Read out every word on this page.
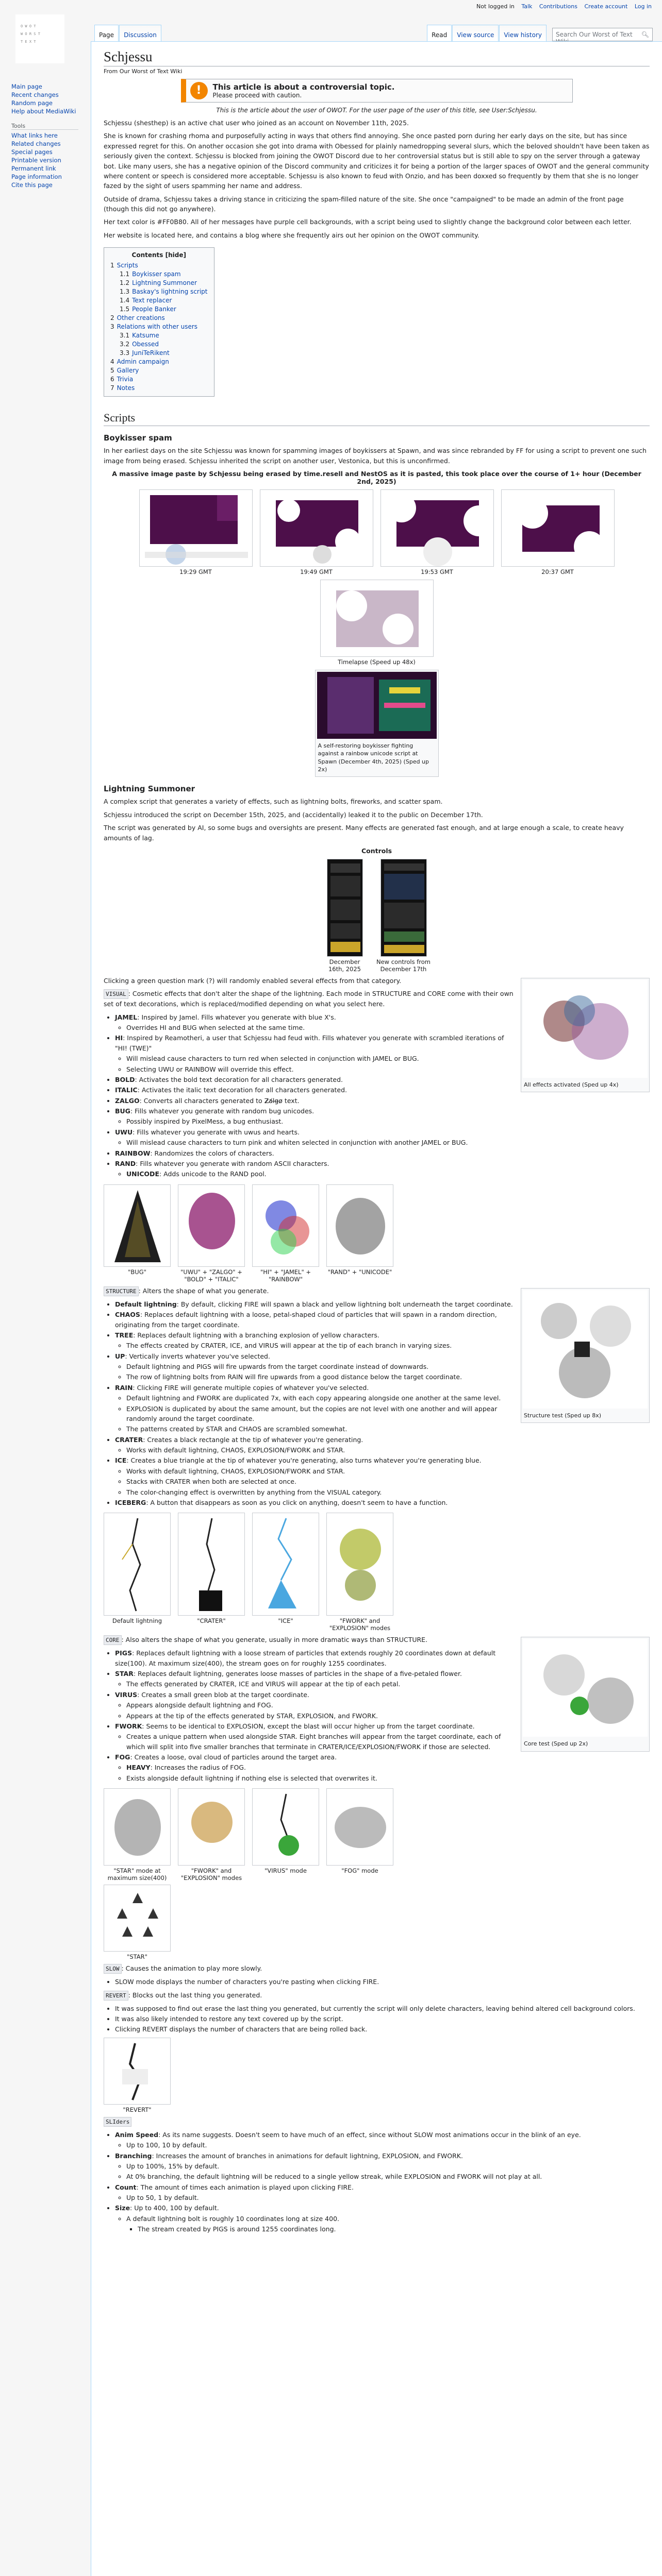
O W O T
W O R S T
T E X T
Not logged in Talk Contributions Create account Log in
Page	Discussion	Read	View source	View history	Search Our Worst of Text	🔍︎
Main page
Recent changes
Random page
Help about MediaWiki
Tools
What links here
Related changes
Special pages
Printable version
Permanent link
Page information
Cite this page
Schjessu
From Our Worst of Text Wiki
!	This article is about a controversial topic.
Please proceed with caution.
This is the article about the user of OWOT. For the user page of the user of this title, see User:Schjessu.

Schjessu (shesthep) is an active chat user who joined as an account on November 11th, 2025.

She is known for crashing rhoma and purposefully acting in ways that others find annoying. She once pasted porn during her early days on the site, but has since expressed regret for this. On another occasion she got into drama with Obessed for plainly namedropping several slurs, which the beloved shouldn't have been taken as seriously given the context. Schjessu is blocked from joining the OWOT Discord due to her controversial status but is still able to spy on the server through a gateway bot. Like many users, she has a negative opinion of the Discord community and criticizes it for being a portion of the larger spaces of OWOT and the general community where content or speech is considered more acceptable. Schjessu is also known to feud with Onzio, and has been doxxed so frequently by them that she is no longer fazed by the sight of users spamming her name and address.

Outside of drama, Schjessu takes a driving stance in criticizing the spam-filled nature of the site. She once "campaigned" to be made an admin of the front page (though this did not go anywhere).

Her text color is #FF0B80. All of her messages have purple cell backgrounds, with a script being used to slightly change the background color between each letter.

Her website is located here, and contains a blog where she frequently airs out her opinion on the OWOT community.

Contents [hide]
1 Scripts
1.1 Boykisser spam
1.2 Lightning Summoner
1.3 Baskay's lightning script
1.4 Text replacer
1.5 People Banker
2 Other creations
3 Relations with other users
3.1 Katsume
3.2 Obessed
3.3 JuniTeRikent
4 Admin campaign
5 Gallery
6 Trivia
7 Notes
Scripts
Boykisser spam

In her earliest days on the site Schjessu was known for spamming images of boykissers at Spawn, and was since rebranded by FF for using a script to prevent one such image from being erased. Schjessu inherited the script on another user, Vestonica, but this is unconfirmed.

A massive image paste by Schjessu being erased by time.resell and NestOS as it is pasted, this took place over the course of 1+ hour (December 2nd, 2025)
19:29 GMT	19:49 GMT	19:53 GMT	20:37 GMT
Timelapse (Speed up 48x)
A self-restoring boykisser fighting against a rainbow unicode script at Spawn (December 4th, 2025) (Sped up 2x)
Lightning Summoner

A complex script that generates a variety of effects, such as lightning bolts, fireworks, and scatter spam.

Schjessu introduced the script on December 15th, 2025, and (accidentally) leaked it to the public on December 17th.

The script was generated by AI, so some bugs and oversights are present. Many effects are generated fast enough, and at large enough a scale, to create heavy amounts of lag.

Controls
December 16th, 2025
New controls from December 17th
All effects activated (Sped up 4x)

Clicking a green question mark (?) will randomly enabled several effects from that category.

VISUAL : Cosmetic effects that don't alter the shape of the lightning. Each mode in STRUCTURE and CORE come with their own set of text decorations, which is replaced/modified depending on what you select here.

• JAMEL: Inspired by Jamel. Fills whatever you generate with blue X's.
◦ Overrides HI and BUG when selected at the same time.
• HI: Inspired by Reamotheri, a user that Schjessu had feud with. Fills whatever you generate with scrambled iterations of "HI! (TWE)"
◦ Will mislead cause characters to turn red when selected in conjunction with JAMEL or BUG.
◦ Selecting UWU or RAINBOW will override this effect.
• BOLD: Activates the bold text decoration for all characters generated.
• ITALIC: Activates the italic text decoration for all characters generated.
• ZALGO: Converts all characters generated to Z̷a̸l̵g̶o̷ text.
• BUG: Fills whatever you generate with random bug unicodes.
◦ Possibly inspired by PixelMess, a bug enthusiast.
• UWU: Fills whatever you generate with uwus and hearts.
◦ Will mislead cause characters to turn pink and whiten selected in conjunction with another JAMEL or BUG.
• RAINBOW: Randomizes the colors of characters.
• RAND: Fills whatever you generate with random ASCII characters.
◦ UNICODE: Adds unicode to the RAND pool.
"BUG"	"UWU" + "ZALGO" + "BOLD" + "ITALIC"
"HI" + "JAMEL" + "RAINBOW"
"RAND" + "UNICODE"
Structure test (Sped up 8x)

STRUCTURE : Alters the shape of what you generate.

• Default lightning: By default, clicking FIRE will spawn a black and yellow lightning bolt underneath the target coordinate.
• CHAOS: Replaces default lightning with a loose, petal-shaped cloud of particles that will spawn in a random direction, originating from the target coordinate.
• TREE: Replaces default lightning with a branching explosion of yellow characters.
◦ The effects created by CRATER, ICE, and VIRUS will appear at the tip of each branch in varying sizes.
• UP: Vertically inverts whatever you've selected.
◦ Default lightning and PIGS will fire upwards from the target coordinate instead of downwards.
◦ The row of lightning bolts from RAIN will fire upwards from a good distance below the target coordinate.
• RAIN: Clicking FIRE will generate multiple copies of whatever you've selected.
◦ Default lightning and FWORK are duplicated 7x, with each copy appearing alongside one another at the same level.
◦ EXPLOSION is duplicated by about the same amount, but the copies are not level with one another and will appear randomly around the target coordinate.
◦ The patterns created by STAR and CHAOS are scrambled somewhat.
• CRATER: Creates a black rectangle at the tip of whatever you're generating.
◦ Works with default lightning, CHAOS, EXPLOSION/FWORK and STAR.
• ICE: Creates a blue triangle at the tip of whatever you're generating, also turns whatever you're generating blue.
◦ Works with default lightning, CHAOS, EXPLOSION/FWORK and STAR.
◦ Stacks with CRATER when both are selected at once.
◦ The color-changing effect is overwritten by anything from the VISUAL category.
• ICEBERG: A button that disappears as soon as you click on anything, doesn't seem to have a function.
Default lightning	"CRATER"	"ICE"	"FWORK" and "EXPLOSION" modes
Core test (Sped up 2x)

CORE : Also alters the shape of what you generate, usually in more dramatic ways than STRUCTURE.

• PIGS: Replaces default lightning with a loose stream of particles that extends roughly 20 coordinates down at default size(100). At maximum size(400), the stream goes on for roughly 1255 coordinates.
• STAR: Replaces default lightning, generates loose masses of particles in the shape of a five-petaled flower.
◦ The effects generated by CRATER, ICE and VIRUS will appear at the tip of each petal.
• VIRUS: Creates a small green blob at the target coordinate.
◦ Appears alongside default lightning and FOG.
◦ Appears at the tip of the effects generated by STAR, EXPLOSION, and FWORK.
• FWORK: Seems to be identical to EXPLOSION, except the blast will occur higher up from the target coordinate.
◦ Creates a unique pattern when used alongside STAR. Eight branches will appear from the target coordinate, each of which will split into five smaller branches that terminate in CRATER/ICE/EXPLOSION/FWORK if those are selected.
• FOG: Creates a loose, oval cloud of particles around the target area.
◦ HEAVY: Increases the radius of FOG.
◦ Exists alongside default lightning if nothing else is selected that overwrites it.
"STAR" mode at maximum size(400)
"FWORK" and "EXPLOSION" modes
"VIRUS" mode	"FOG" mode
"STAR"

SLOW : Causes the animation to play more slowly.

• SLOW mode displays the number of characters you're pasting when clicking FIRE.

REVERT : Blocks out the last thing you generated.

• It was supposed to find out erase the last thing you generated, but currently the script will only delete characters, leaving behind altered cell background colors.
• It was also likely intended to restore any text covered up by the script.
• Clicking REVERT displays the number of characters that are being rolled back.
"REVERT"

SLIders

• Anim Speed: As its name suggests. Doesn't seem to have much of an effect, since without SLOW most animations occur in the blink of an eye.
◦ Up to 100, 10 by default.
• Branching: Increases the amount of branches in animations for default lightning, EXPLOSION, and FWORK.
◦ Up to 100%, 15% by default.
◦ At 0% branching, the default lightning will be reduced to a single yellow streak, while EXPLOSION and FWORK will not play at all.
• Count: The amount of times each animation is played upon clicking FIRE.
◦ Up to 50, 1 by default.
• Size: Up to 400, 100 by default.
◦ A default lightning bolt is roughly 10 coordinates long at size 400.
▪ The stream created by PIGS is around 1255 coordinates long.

**Assignment**
Reply with nothing but a number: how many lines of the entries above contain the string "modes"?

**Result of this task**
2